Exercise directions: Repeat each entry exactly and drop the pictures.

Records for this exercise:
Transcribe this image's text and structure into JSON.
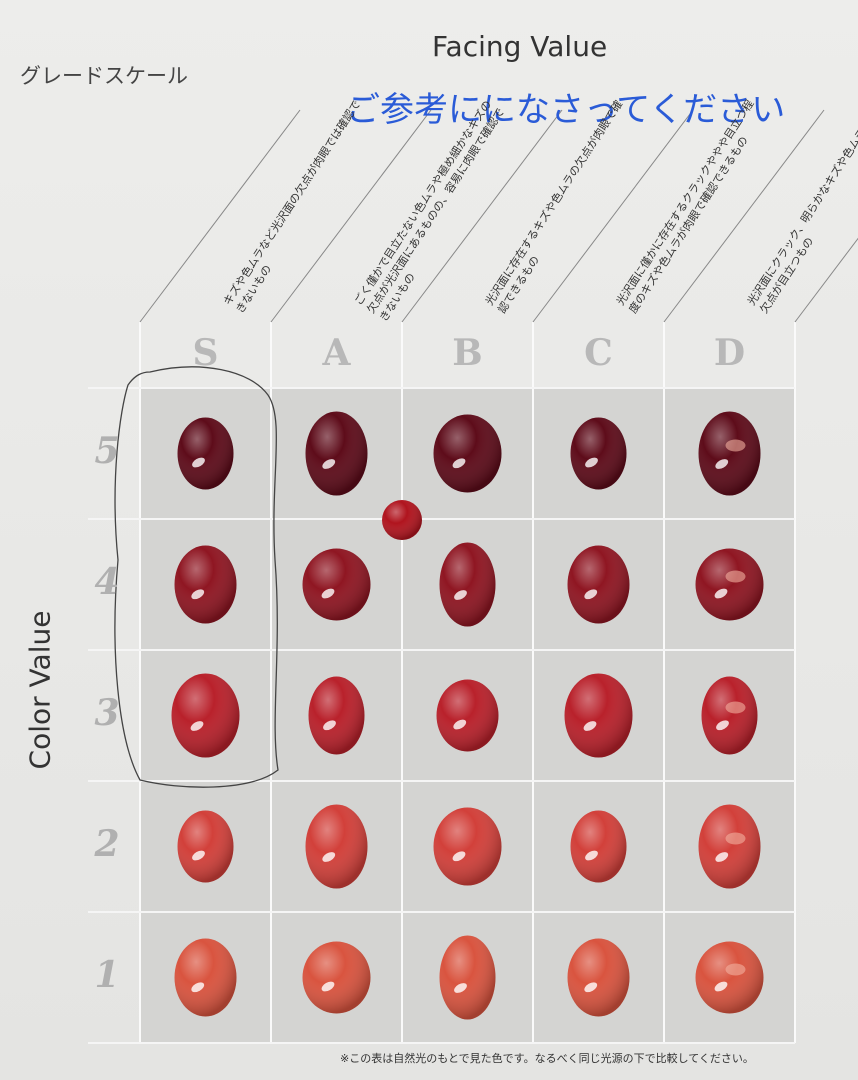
{
  "header": {
    "title": "グレードスケール",
    "facing_value": "Facing Value",
    "note": "ご参考にになさってください"
  },
  "columns": [
    {
      "grade": "S",
      "description": "キズや色ムラなど光沢面の欠点が肉眼では確認できないもの"
    },
    {
      "grade": "A",
      "description": "ごく僅かで目立たない色ムラや極め細かなキズの欠点が光沢面にあるものの、容易に肉眼で確認できないもの"
    },
    {
      "grade": "B",
      "description": "光沢面に存在するキズや色ムラの欠点が肉眼で確認できるもの"
    },
    {
      "grade": "C",
      "description": "光沢面に僅かに存在するクラックややや目立つ程度のキズや色ムラが肉眼で確認できるもの"
    },
    {
      "grade": "D",
      "description": "光沢面にクラック、明らかなキズや色ムラなどの欠点が目立つもの"
    }
  ],
  "rows": [
    "5",
    "4",
    "3",
    "2",
    "1"
  ],
  "axis_label": "Color Value",
  "footer": "※この表は自然光のもとで見た色です。なるべく同じ光源の下で比較してください。"
}
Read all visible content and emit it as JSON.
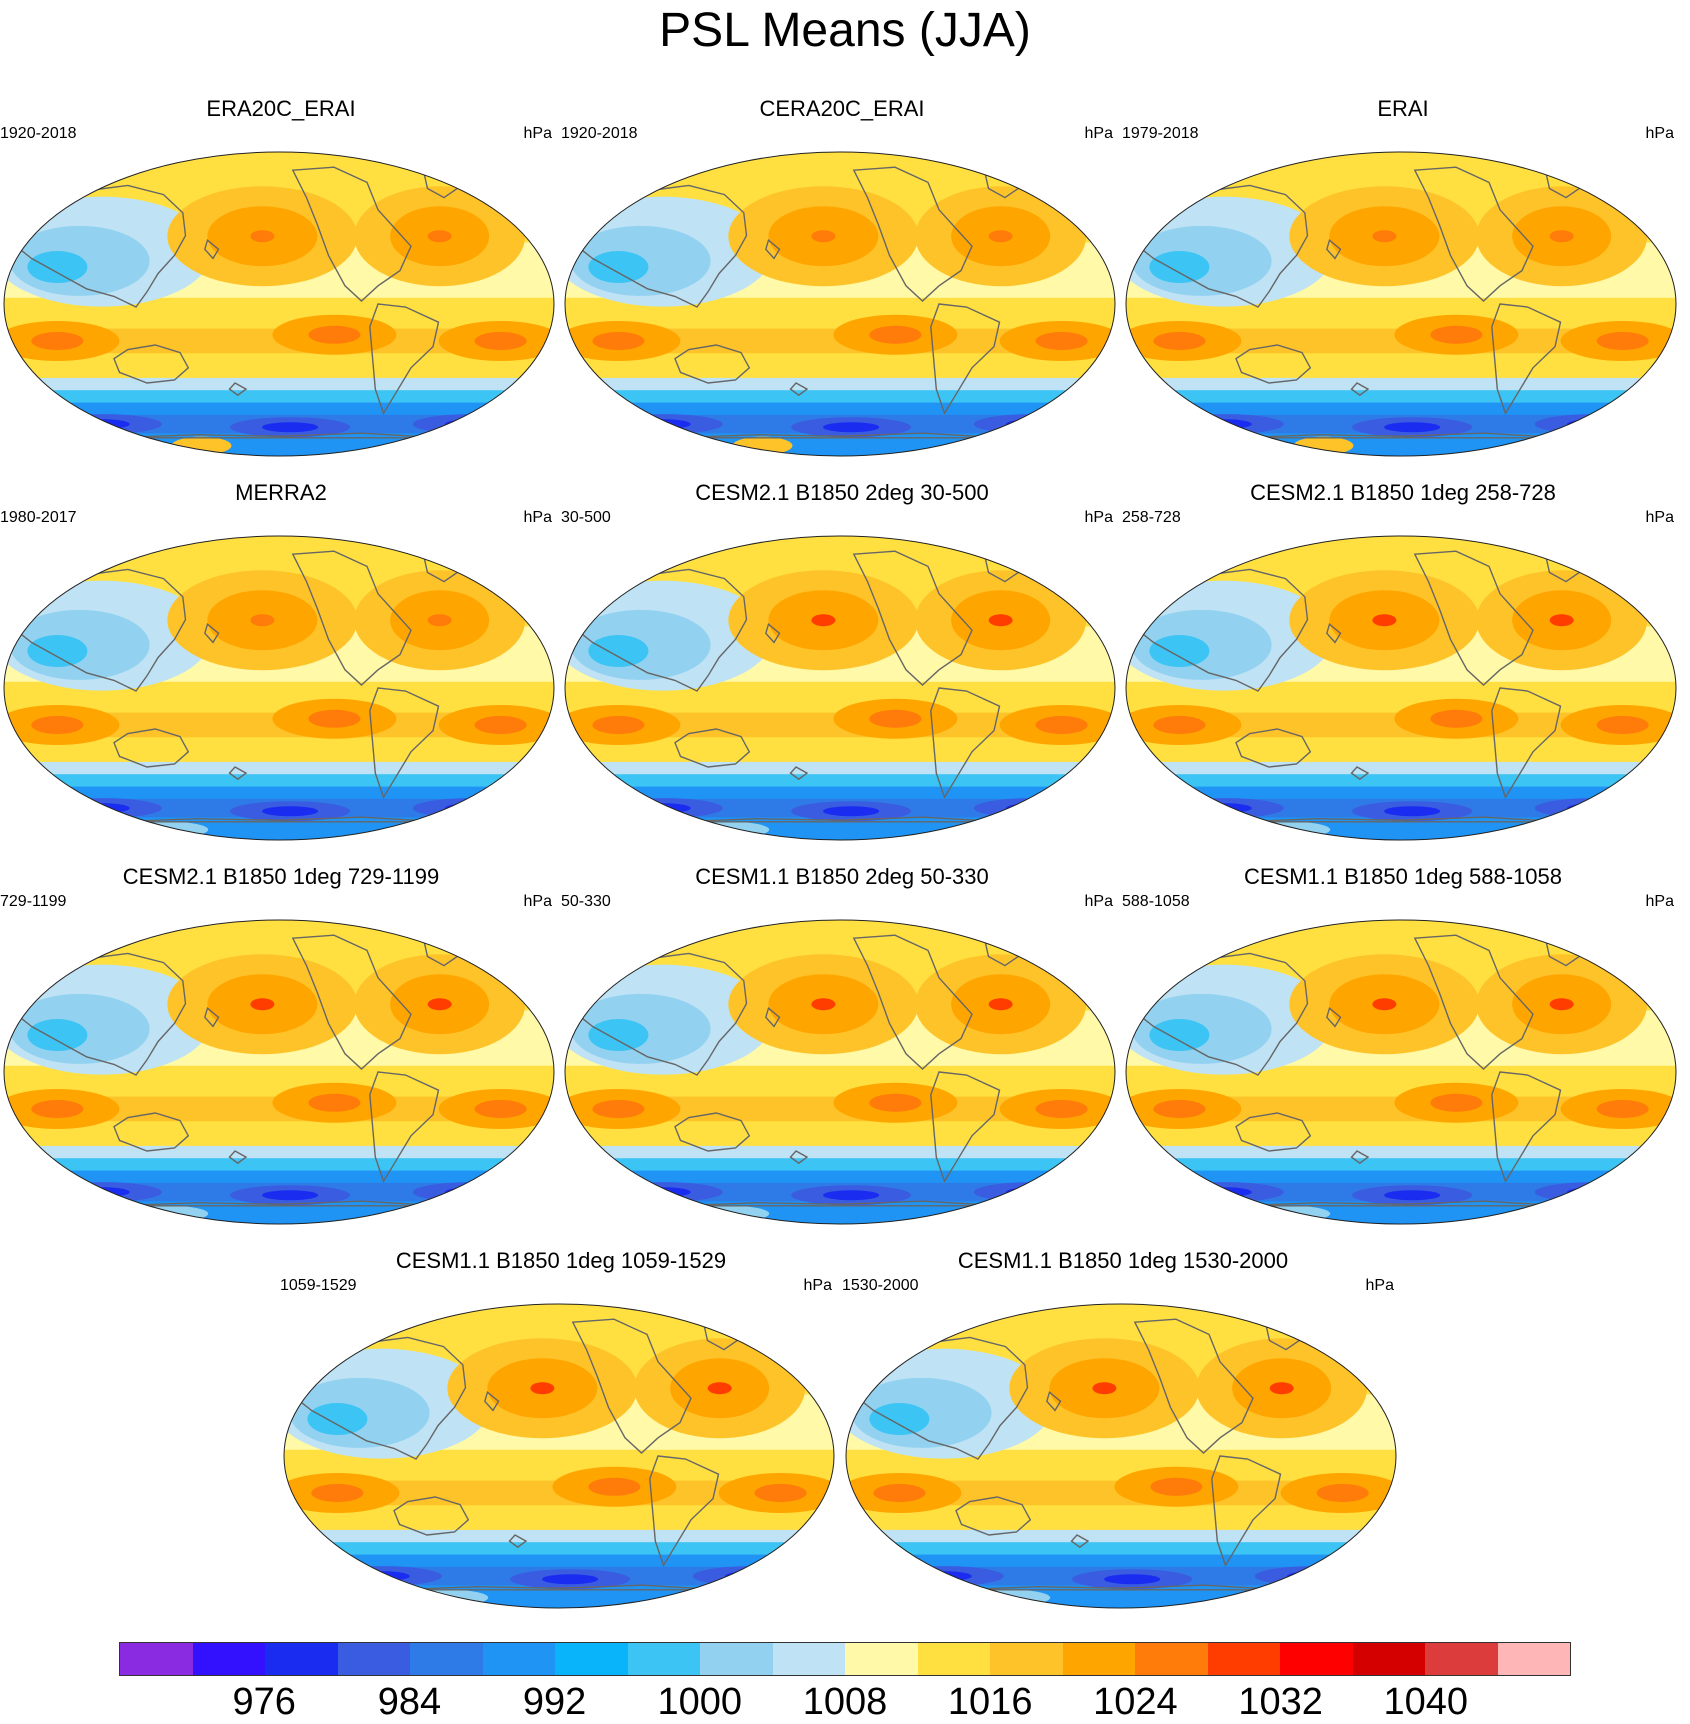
{
  "title": "PSL Means (JJA)",
  "panels": [
    {
      "title": "ERA20C_ERAI",
      "left": "1920-2018",
      "right": "hPa",
      "variant": "reanalysis"
    },
    {
      "title": "CERA20C_ERAI",
      "left": "1920-2018",
      "right": "hPa",
      "variant": "reanalysis"
    },
    {
      "title": "ERAI",
      "left": "1979-2018",
      "right": "hPa",
      "variant": "reanalysis"
    },
    {
      "title": "MERRA2",
      "left": "1980-2017",
      "right": "hPa",
      "variant": "merra"
    },
    {
      "title": "CESM2.1 B1850 2deg 30-500",
      "left": "30-500",
      "right": "hPa",
      "variant": "model"
    },
    {
      "title": "CESM2.1 B1850 1deg 258-728",
      "left": "258-728",
      "right": "hPa",
      "variant": "model"
    },
    {
      "title": "CESM2.1 B1850 1deg 729-1199",
      "left": "729-1199",
      "right": "hPa",
      "variant": "model"
    },
    {
      "title": "CESM1.1 B1850 2deg 50-330",
      "left": "50-330",
      "right": "hPa",
      "variant": "model"
    },
    {
      "title": "CESM1.1 B1850 1deg 588-1058",
      "left": "588-1058",
      "right": "hPa",
      "variant": "model"
    },
    {
      "title": "CESM1.1 B1850 1deg 1059-1529",
      "left": "1059-1529",
      "right": "hPa",
      "variant": "model"
    },
    {
      "title": "CESM1.1 B1850 1deg 1530-2000",
      "left": "1530-2000",
      "right": "hPa",
      "variant": "model"
    }
  ],
  "colorbar": {
    "colors": [
      "#8a2be2",
      "#3311ff",
      "#1a2cf0",
      "#3a5ce0",
      "#2e7be8",
      "#1f94f5",
      "#0ab4fa",
      "#3cc4f5",
      "#92d2f0",
      "#bfe2f5",
      "#fff9a8",
      "#ffe040",
      "#ffc32a",
      "#ffa500",
      "#ff7b0a",
      "#ff3d00",
      "#ff0000",
      "#d40000",
      "#dc3c3c",
      "#ffb6b6"
    ],
    "labels": [
      "976",
      "984",
      "992",
      "1000",
      "1008",
      "1016",
      "1024",
      "1032",
      "1040"
    ]
  }
}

Correct answer:
Transcribe this image's text and structure into JSON.
{
  "header": {
    "title": "グレードスケール",
    "facing_value": "Facing Value",
    "note": "ご参考にになさってください"
  },
  "columns": [
    {
      "grade": "S",
      "description": "キズや色ムラなど光沢面の欠点が肉眼では確認できないもの"
    },
    {
      "grade": "A",
      "description": "ごく僅かで目立たない色ムラや極め細かなキズの欠点が光沢面にあるものの、容易に肉眼で確認できないもの"
    },
    {
      "grade": "B",
      "description": "光沢面に存在するキズや色ムラの欠点が肉眼で確認できるもの"
    },
    {
      "grade": "C",
      "description": "光沢面に僅かに存在するクラックややや目立つ程度のキズや色ムラが肉眼で確認できるもの"
    },
    {
      "grade": "D",
      "description": "光沢面にクラック、明らかなキズや色ムラなどの欠点が目立つもの"
    }
  ],
  "rows": [
    "5",
    "4",
    "3",
    "2",
    "1"
  ],
  "axis_label": "Color Value",
  "footer": "※この表は自然光のもとで見た色です。なるべく同じ光源の下で比較してください。"
}
Read all visible content and emit it as JSON.
{
  "title": "PSL Means (JJA)",
  "panels": [
    {
      "title": "ERA20C_ERAI",
      "left": "1920-2018",
      "right": "hPa",
      "variant": "reanalysis"
    },
    {
      "title": "CERA20C_ERAI",
      "left": "1920-2018",
      "right": "hPa",
      "variant": "reanalysis"
    },
    {
      "title": "ERAI",
      "left": "1979-2018",
      "right": "hPa",
      "variant": "reanalysis"
    },
    {
      "title": "MERRA2",
      "left": "1980-2017",
      "right": "hPa",
      "variant": "merra"
    },
    {
      "title": "CESM2.1 B1850 2deg 30-500",
      "left": "30-500",
      "right": "hPa",
      "variant": "model"
    },
    {
      "title": "CESM2.1 B1850 1deg 258-728",
      "left": "258-728",
      "right": "hPa",
      "variant": "model"
    },
    {
      "title": "CESM2.1 B1850 1deg 729-1199",
      "left": "729-1199",
      "right": "hPa",
      "variant": "model"
    },
    {
      "title": "CESM1.1 B1850 2deg 50-330",
      "left": "50-330",
      "right": "hPa",
      "variant": "model"
    },
    {
      "title": "CESM1.1 B1850 1deg 588-1058",
      "left": "588-1058",
      "right": "hPa",
      "variant": "model"
    },
    {
      "title": "CESM1.1 B1850 1deg 1059-1529",
      "left": "1059-1529",
      "right": "hPa",
      "variant": "model"
    },
    {
      "title": "CESM1.1 B1850 1deg 1530-2000",
      "left": "1530-2000",
      "right": "hPa",
      "variant": "model"
    }
  ],
  "colorbar": {
    "colors": [
      "#8a2be2",
      "#3311ff",
      "#1a2cf0",
      "#3a5ce0",
      "#2e7be8",
      "#1f94f5",
      "#0ab4fa",
      "#3cc4f5",
      "#92d2f0",
      "#bfe2f5",
      "#fff9a8",
      "#ffe040",
      "#ffc32a",
      "#ffa500",
      "#ff7b0a",
      "#ff3d00",
      "#ff0000",
      "#d40000",
      "#dc3c3c",
      "#ffb6b6"
    ],
    "labels": [
      "976",
      "984",
      "992",
      "1000",
      "1008",
      "1016",
      "1024",
      "1032",
      "1040"
    ]
  }
}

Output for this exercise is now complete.